* **Provided passage**
+++++

Directed by Mark Mylod — Screenplay by Seth Reiss and Will Tracy.
Mark Mylod’s The Menu follows Margot (played by Anya Taylor-Joy) and her food-obsessed boyfriend, Tyler (played by Nicholas Hoult). Tyler has paid for them to go to this highly exclusive restaurant called ‘Hawthorne,’ which resides on this little remote island. Hawthorne is home to the world-renowned chef Julian Slowik (played by Ralph Fiennes) and his highly devoted kitchen staff. Tyler has paid an obscene amount of money to get there because he worships Slowik, and, in actuality, the trip wasn’t originally meant for Margot but rather for his ex-girlfriend. In fact, Margot seems wholly disinterested in the pretentious dishes and overall culture around high-end cooking. She stands out immediately among the guests who also include a food critic that can make or break careers (played by Janet McTeer), tech investors, a past-it actor (played by John Leguizamo), and others. For this evening, Slowik has prepared a detailed but theatrical menu that toys with expectations and that takes aim at his guests. But, eventually, Margot and others start to question whether what is happening is showy high-end cooking or something much more malicious.

+++++

* **Information supplied**
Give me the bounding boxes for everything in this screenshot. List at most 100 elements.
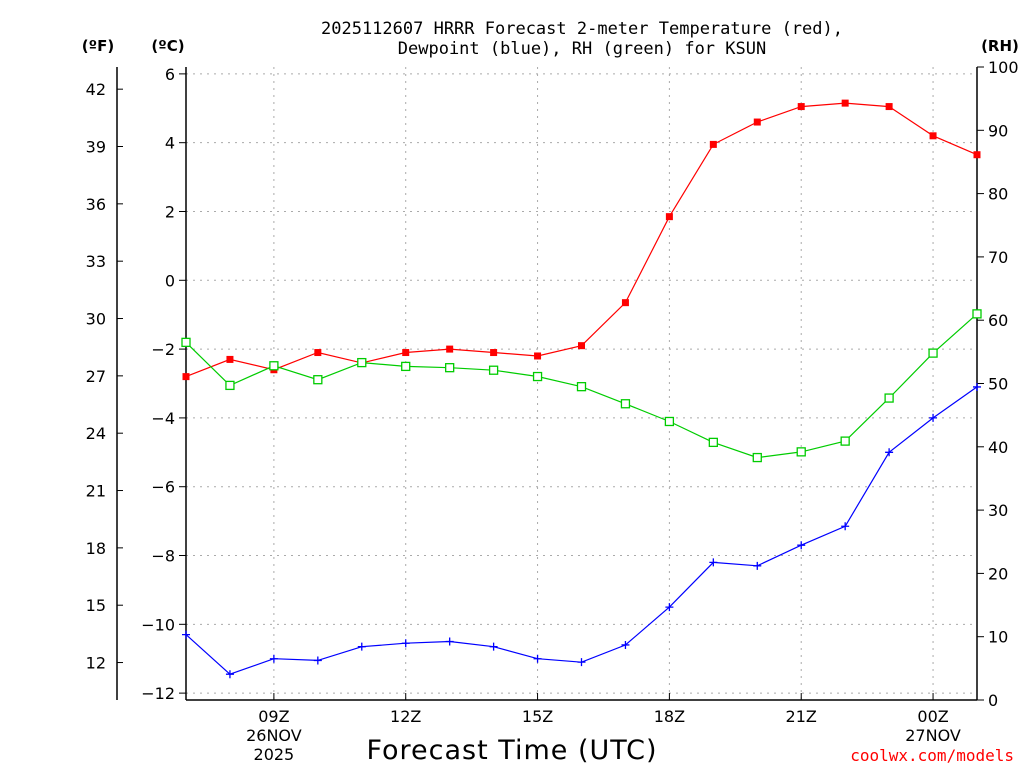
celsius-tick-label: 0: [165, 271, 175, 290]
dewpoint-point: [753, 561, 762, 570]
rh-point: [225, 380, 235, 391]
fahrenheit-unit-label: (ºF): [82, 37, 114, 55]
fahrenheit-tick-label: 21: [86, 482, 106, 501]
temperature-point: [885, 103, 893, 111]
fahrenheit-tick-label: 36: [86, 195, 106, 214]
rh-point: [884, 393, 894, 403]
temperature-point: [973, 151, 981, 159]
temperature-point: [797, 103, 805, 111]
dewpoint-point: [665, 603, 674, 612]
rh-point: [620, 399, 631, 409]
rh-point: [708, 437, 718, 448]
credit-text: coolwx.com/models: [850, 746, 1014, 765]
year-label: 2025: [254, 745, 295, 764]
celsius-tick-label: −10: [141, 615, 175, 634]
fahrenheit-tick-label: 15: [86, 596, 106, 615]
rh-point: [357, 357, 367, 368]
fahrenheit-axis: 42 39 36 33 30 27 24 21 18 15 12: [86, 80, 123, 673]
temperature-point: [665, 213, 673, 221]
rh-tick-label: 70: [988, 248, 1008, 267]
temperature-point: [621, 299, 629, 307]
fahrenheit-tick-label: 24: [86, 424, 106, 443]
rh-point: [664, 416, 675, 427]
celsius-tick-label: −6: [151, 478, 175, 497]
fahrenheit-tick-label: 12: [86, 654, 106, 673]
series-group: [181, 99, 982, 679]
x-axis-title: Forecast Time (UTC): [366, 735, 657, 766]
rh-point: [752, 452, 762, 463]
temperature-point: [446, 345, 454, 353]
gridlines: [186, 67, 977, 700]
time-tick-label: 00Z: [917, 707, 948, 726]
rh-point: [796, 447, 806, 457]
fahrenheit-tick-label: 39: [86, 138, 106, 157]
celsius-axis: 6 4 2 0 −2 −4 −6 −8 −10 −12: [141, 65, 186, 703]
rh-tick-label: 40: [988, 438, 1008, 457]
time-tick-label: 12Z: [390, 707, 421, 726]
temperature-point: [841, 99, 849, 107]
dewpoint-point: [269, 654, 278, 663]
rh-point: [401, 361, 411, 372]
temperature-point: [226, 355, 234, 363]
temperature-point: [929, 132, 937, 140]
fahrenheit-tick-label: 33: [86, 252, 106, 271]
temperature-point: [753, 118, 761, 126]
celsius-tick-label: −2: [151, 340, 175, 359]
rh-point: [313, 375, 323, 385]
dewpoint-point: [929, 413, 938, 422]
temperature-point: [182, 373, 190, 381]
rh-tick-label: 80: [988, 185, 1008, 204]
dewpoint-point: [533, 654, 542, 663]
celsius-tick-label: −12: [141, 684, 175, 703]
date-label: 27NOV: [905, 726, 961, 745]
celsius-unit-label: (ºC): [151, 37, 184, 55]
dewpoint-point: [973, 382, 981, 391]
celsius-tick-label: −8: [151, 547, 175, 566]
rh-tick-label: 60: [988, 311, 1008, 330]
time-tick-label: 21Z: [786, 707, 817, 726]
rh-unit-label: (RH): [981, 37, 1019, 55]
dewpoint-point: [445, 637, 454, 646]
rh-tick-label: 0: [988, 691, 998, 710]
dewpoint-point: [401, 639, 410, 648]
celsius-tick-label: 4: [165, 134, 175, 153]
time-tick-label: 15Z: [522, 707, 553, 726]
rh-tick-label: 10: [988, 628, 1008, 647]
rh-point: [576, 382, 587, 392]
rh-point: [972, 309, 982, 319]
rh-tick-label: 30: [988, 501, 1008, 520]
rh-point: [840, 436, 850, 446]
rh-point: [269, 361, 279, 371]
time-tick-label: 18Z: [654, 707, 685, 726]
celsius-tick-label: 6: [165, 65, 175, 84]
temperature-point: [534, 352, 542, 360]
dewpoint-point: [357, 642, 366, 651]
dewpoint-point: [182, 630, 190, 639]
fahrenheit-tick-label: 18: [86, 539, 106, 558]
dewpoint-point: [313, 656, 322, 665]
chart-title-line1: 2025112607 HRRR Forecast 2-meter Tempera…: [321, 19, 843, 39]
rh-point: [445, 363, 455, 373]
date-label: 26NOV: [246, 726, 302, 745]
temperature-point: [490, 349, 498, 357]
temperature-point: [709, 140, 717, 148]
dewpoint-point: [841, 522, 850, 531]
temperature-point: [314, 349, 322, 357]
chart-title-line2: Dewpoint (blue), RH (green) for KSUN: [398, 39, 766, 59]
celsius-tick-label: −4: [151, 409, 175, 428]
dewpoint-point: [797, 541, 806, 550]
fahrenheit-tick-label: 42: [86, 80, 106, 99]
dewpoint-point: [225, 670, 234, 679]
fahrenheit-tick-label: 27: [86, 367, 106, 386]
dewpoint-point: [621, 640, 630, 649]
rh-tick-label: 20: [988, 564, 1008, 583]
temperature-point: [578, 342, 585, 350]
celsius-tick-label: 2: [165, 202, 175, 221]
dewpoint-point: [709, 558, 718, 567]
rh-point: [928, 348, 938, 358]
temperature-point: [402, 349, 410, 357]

+++++

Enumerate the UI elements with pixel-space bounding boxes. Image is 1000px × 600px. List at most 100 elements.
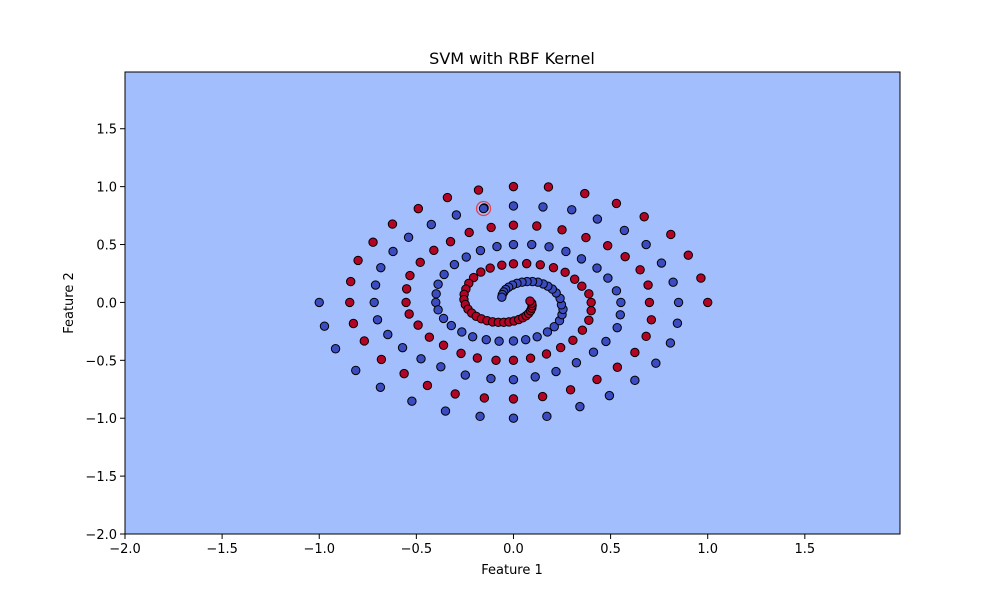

+++++

In the text about The Menu, who was the trip to Hawthorne originally meant for?

Tyler's ex-girlfriend.